WHAT YOU WILL DO: Duplicate every item below word for word, omitting the pictures.

Box annotation data
— Begin —
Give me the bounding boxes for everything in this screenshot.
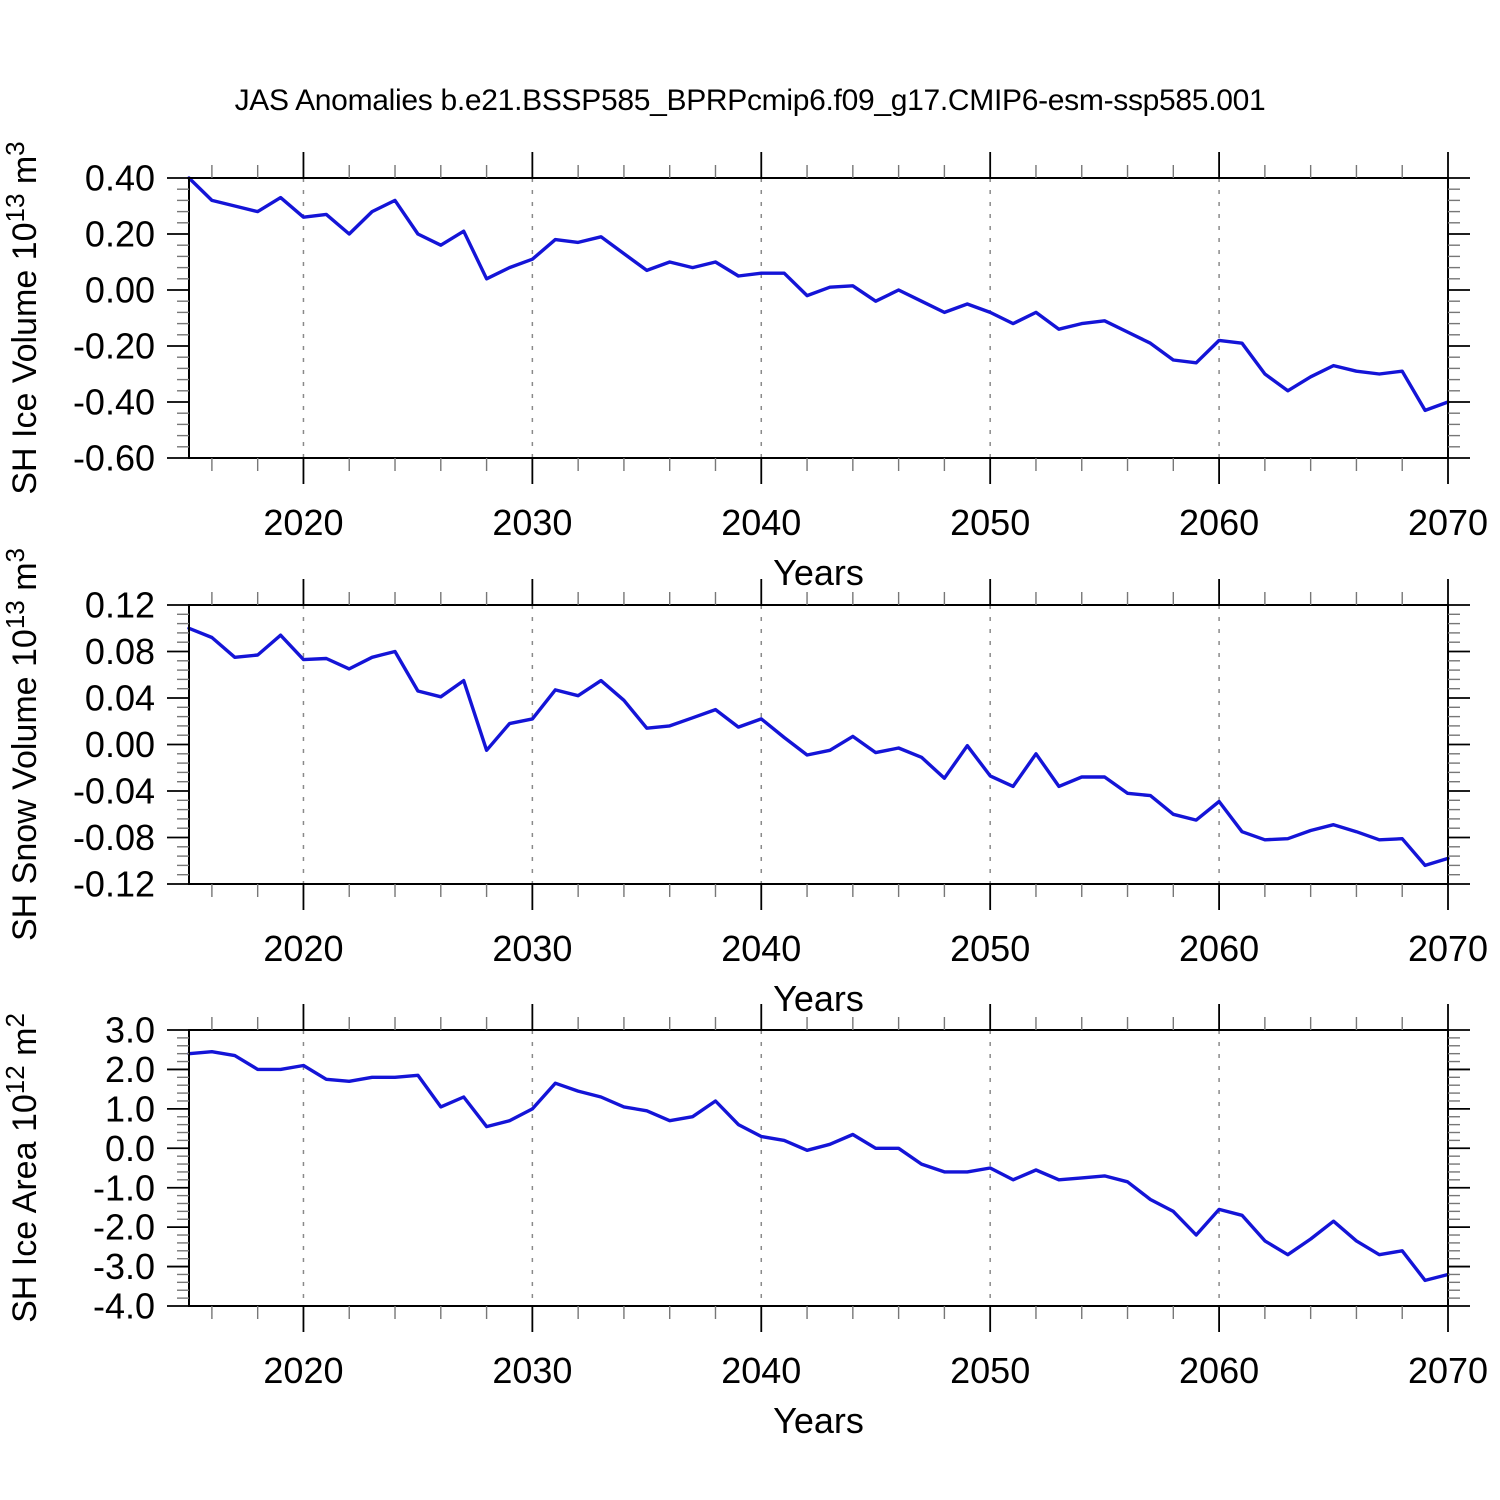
x-tick-label-2030: 2030 <box>492 502 572 543</box>
x-tick-label-2060: 2060 <box>1179 928 1259 969</box>
y-axis-title-sh-snow-volume: SH Snow Volume 1013 m3 <box>0 548 44 941</box>
y-tick-label--1.0: -1.0 <box>93 1167 155 1208</box>
series-line-sh-snow-volume <box>187 626 1450 868</box>
y-tick-label-0.0: 0.0 <box>105 1128 155 1169</box>
x-tick-label-2030: 2030 <box>492 928 572 969</box>
gridlines <box>302 605 1220 884</box>
y-tick-label-0.04: 0.04 <box>85 678 155 719</box>
x-tick-label-2060: 2060 <box>1179 1350 1259 1391</box>
y-tick-labels: 3.02.01.00.0-1.0-2.0-3.0-4.0 <box>93 1010 155 1327</box>
x-minor-ticks <box>211 165 1403 471</box>
y-tick-label--0.12: -0.12 <box>73 864 155 905</box>
gridlines <box>302 178 1220 458</box>
x-tick-label-2030: 2030 <box>492 1350 572 1391</box>
x-tick-label-2020: 2020 <box>263 1350 343 1391</box>
y-axis-title-sh-ice-volume: SH Ice Volume 1013 m3 <box>0 141 44 494</box>
series-line-sh-ice-volume <box>187 176 1450 413</box>
plot-border <box>188 1029 1449 1307</box>
x-tick-label-2050: 2050 <box>950 502 1030 543</box>
y-tick-label-0.20: 0.20 <box>85 214 155 255</box>
y-tick-label--0.04: -0.04 <box>73 771 155 812</box>
x-axis-title: Years <box>773 552 864 593</box>
x-tick-labels: 2020 2030 2040 2050 2060 2070 <box>263 502 1488 543</box>
panel-sh-ice-area: 2020 2030 2040 2050 2060 2070 3.02.01.00.0-1.0… <box>0 1004 1488 1441</box>
y-tick-label-1.0: 1.0 <box>105 1088 155 1129</box>
x-tick-labels: 2020 2030 2040 2050 2060 2070 <box>263 928 1488 969</box>
x-major-ticks <box>302 152 1449 484</box>
x-major-ticks <box>302 1004 1449 1332</box>
y-tick-label--4.0: -4.0 <box>93 1286 155 1327</box>
y-major-ticks <box>167 177 1470 459</box>
x-tick-label-2050: 2050 <box>950 1350 1030 1391</box>
x-tick-label-2020: 2020 <box>263 502 343 543</box>
series-line-sh-ice-area <box>187 1050 1450 1283</box>
y-tick-label-0.40: 0.40 <box>85 158 155 199</box>
y-tick-label-0.00: 0.00 <box>85 270 155 311</box>
y-axis-title-sh-ice-area: SH Ice Area 1012 m2 <box>0 1013 44 1323</box>
y-tick-label-3.0: 3.0 <box>105 1010 155 1051</box>
x-tick-label-2070: 2070 <box>1408 1350 1488 1391</box>
x-tick-label-2070: 2070 <box>1408 928 1488 969</box>
panel-sh-snow-volume: 2020 2030 2040 2050 2060 2070 0.12 0.08 0.04 0.00… <box>0 548 1488 1019</box>
x-tick-label-2040: 2040 <box>721 502 801 543</box>
y-tick-label--0.60: -0.60 <box>73 438 155 479</box>
x-tick-label-2020: 2020 <box>263 928 343 969</box>
y-tick-label-2.0: 2.0 <box>105 1049 155 1090</box>
x-minor-ticks <box>211 592 1403 897</box>
y-minor-ticks <box>177 188 1460 448</box>
y-major-ticks <box>167 604 1470 885</box>
plot-border <box>188 177 1449 459</box>
y-tick-label-0.00: 0.00 <box>85 724 155 765</box>
panel-sh-ice-volume: 2020 2030 2040 2050 2060 2070 0.40 0.20 0.00 -0.2… <box>0 141 1488 593</box>
x-axis-title: Years <box>773 1400 864 1441</box>
y-tick-label-0.08: 0.08 <box>85 631 155 672</box>
x-axis-title: Years <box>773 978 864 1019</box>
y-minor-ticks <box>177 1037 1460 1299</box>
y-major-ticks <box>167 1029 1470 1307</box>
plot-border <box>188 604 1449 885</box>
chart-title: JAS Anomalies b.e21.BSSP585_BPRPcmip6.f0… <box>234 84 1266 117</box>
x-tick-labels: 2020 2030 2040 2050 2060 2070 <box>263 1350 1488 1391</box>
y-minor-ticks <box>177 613 1460 876</box>
y-tick-label-0.12: 0.12 <box>85 585 155 626</box>
y-tick-label--2.0: -2.0 <box>93 1207 155 1248</box>
x-tick-label-2040: 2040 <box>721 928 801 969</box>
y-tick-label--0.20: -0.20 <box>73 326 155 367</box>
y-tick-label--3.0: -3.0 <box>93 1246 155 1287</box>
x-tick-label-2050: 2050 <box>950 928 1030 969</box>
gridlines <box>302 1030 1220 1306</box>
y-tick-labels: 0.12 0.08 0.04 0.00 -0.04 -0.08 -0.12 <box>73 585 155 905</box>
x-tick-label-2040: 2040 <box>721 1350 801 1391</box>
y-tick-label--0.08: -0.08 <box>73 817 155 858</box>
x-minor-ticks <box>211 1017 1403 1319</box>
y-tick-labels: 0.40 0.20 0.00 -0.20 -0.40 -0.60 <box>73 158 155 479</box>
x-major-ticks <box>302 579 1449 910</box>
y-tick-label--0.40: -0.40 <box>73 382 155 423</box>
x-tick-label-2060: 2060 <box>1179 502 1259 543</box>
x-tick-label-2070: 2070 <box>1408 502 1488 543</box>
— End —
RESULT OF THE TASK:
Give me the bounding boxes for everything in this screenshot.
x-tick-label-2030: 2030 <box>492 502 572 543</box>
x-tick-label-2060: 2060 <box>1179 928 1259 969</box>
y-axis-title-sh-snow-volume: SH Snow Volume 1013 m3 <box>0 548 44 941</box>
y-tick-label--1.0: -1.0 <box>93 1167 155 1208</box>
series-line-sh-snow-volume <box>187 626 1450 868</box>
y-tick-label-0.0: 0.0 <box>105 1128 155 1169</box>
x-tick-label-2030: 2030 <box>492 928 572 969</box>
gridlines <box>302 605 1220 884</box>
y-tick-label-0.04: 0.04 <box>85 678 155 719</box>
x-tick-label-2060: 2060 <box>1179 1350 1259 1391</box>
y-tick-labels: 3.02.01.00.0-1.0-2.0-3.0-4.0 <box>93 1010 155 1327</box>
x-minor-ticks <box>211 165 1403 471</box>
y-tick-label--0.12: -0.12 <box>73 864 155 905</box>
gridlines <box>302 178 1220 458</box>
x-tick-label-2030: 2030 <box>492 1350 572 1391</box>
x-tick-label-2020: 2020 <box>263 1350 343 1391</box>
y-axis-title-sh-ice-volume: SH Ice Volume 1013 m3 <box>0 141 44 494</box>
series-line-sh-ice-volume <box>187 176 1450 413</box>
plot-border <box>188 1029 1449 1307</box>
x-tick-label-2050: 2050 <box>950 502 1030 543</box>
y-tick-label-0.20: 0.20 <box>85 214 155 255</box>
y-tick-label--0.04: -0.04 <box>73 771 155 812</box>
x-axis-title: Years <box>773 552 864 593</box>
x-tick-labels: 2020 2030 2040 2050 2060 2070 <box>263 502 1488 543</box>
panel-sh-ice-area: 2020 2030 2040 2050 2060 2070 3.02.01.00.0-1.0… <box>0 1004 1488 1441</box>
y-tick-label-1.0: 1.0 <box>105 1088 155 1129</box>
x-tick-labels: 2020 2030 2040 2050 2060 2070 <box>263 928 1488 969</box>
x-major-ticks <box>302 152 1449 484</box>
x-major-ticks <box>302 1004 1449 1332</box>
y-tick-label--4.0: -4.0 <box>93 1286 155 1327</box>
y-major-ticks <box>167 177 1470 459</box>
x-tick-label-2050: 2050 <box>950 1350 1030 1391</box>
x-tick-label-2020: 2020 <box>263 502 343 543</box>
series-line-sh-ice-area <box>187 1050 1450 1283</box>
y-tick-label-0.40: 0.40 <box>85 158 155 199</box>
y-tick-label-0.00: 0.00 <box>85 270 155 311</box>
y-axis-title-sh-ice-area: SH Ice Area 1012 m2 <box>0 1013 44 1323</box>
y-tick-label-3.0: 3.0 <box>105 1010 155 1051</box>
x-tick-label-2070: 2070 <box>1408 1350 1488 1391</box>
x-tick-label-2070: 2070 <box>1408 928 1488 969</box>
panel-sh-snow-volume: 2020 2030 2040 2050 2060 2070 0.12 0.08 0.04 0.00… <box>0 548 1488 1019</box>
x-tick-label-2040: 2040 <box>721 502 801 543</box>
y-tick-label--0.60: -0.60 <box>73 438 155 479</box>
x-tick-label-2020: 2020 <box>263 928 343 969</box>
y-tick-label-2.0: 2.0 <box>105 1049 155 1090</box>
x-minor-ticks <box>211 592 1403 897</box>
y-minor-ticks <box>177 188 1460 448</box>
y-major-ticks <box>167 604 1470 885</box>
plot-border <box>188 177 1449 459</box>
y-tick-label-0.00: 0.00 <box>85 724 155 765</box>
panel-sh-ice-volume: 2020 2030 2040 2050 2060 2070 0.40 0.20 0.00 -0.2… <box>0 141 1488 593</box>
x-axis-title: Years <box>773 1400 864 1441</box>
y-tick-label-0.08: 0.08 <box>85 631 155 672</box>
x-axis-title: Years <box>773 978 864 1019</box>
y-minor-ticks <box>177 1037 1460 1299</box>
y-major-ticks <box>167 1029 1470 1307</box>
plot-border <box>188 604 1449 885</box>
chart-title: JAS Anomalies b.e21.BSSP585_BPRPcmip6.f0… <box>234 84 1266 117</box>
x-tick-labels: 2020 2030 2040 2050 2060 2070 <box>263 1350 1488 1391</box>
y-minor-ticks <box>177 613 1460 876</box>
y-tick-label-0.12: 0.12 <box>85 585 155 626</box>
y-tick-label--2.0: -2.0 <box>93 1207 155 1248</box>
x-tick-label-2040: 2040 <box>721 928 801 969</box>
y-tick-label--0.20: -0.20 <box>73 326 155 367</box>
y-tick-label--3.0: -3.0 <box>93 1246 155 1287</box>
x-tick-label-2050: 2050 <box>950 928 1030 969</box>
gridlines <box>302 1030 1220 1306</box>
y-tick-labels: 0.12 0.08 0.04 0.00 -0.04 -0.08 -0.12 <box>73 585 155 905</box>
x-tick-label-2040: 2040 <box>721 1350 801 1391</box>
y-tick-label--0.08: -0.08 <box>73 817 155 858</box>
x-minor-ticks <box>211 1017 1403 1319</box>
y-tick-labels: 0.40 0.20 0.00 -0.20 -0.40 -0.60 <box>73 158 155 479</box>
x-major-ticks <box>302 579 1449 910</box>
y-tick-label--0.40: -0.40 <box>73 382 155 423</box>
x-tick-label-2060: 2060 <box>1179 502 1259 543</box>
x-tick-label-2070: 2070 <box>1408 502 1488 543</box>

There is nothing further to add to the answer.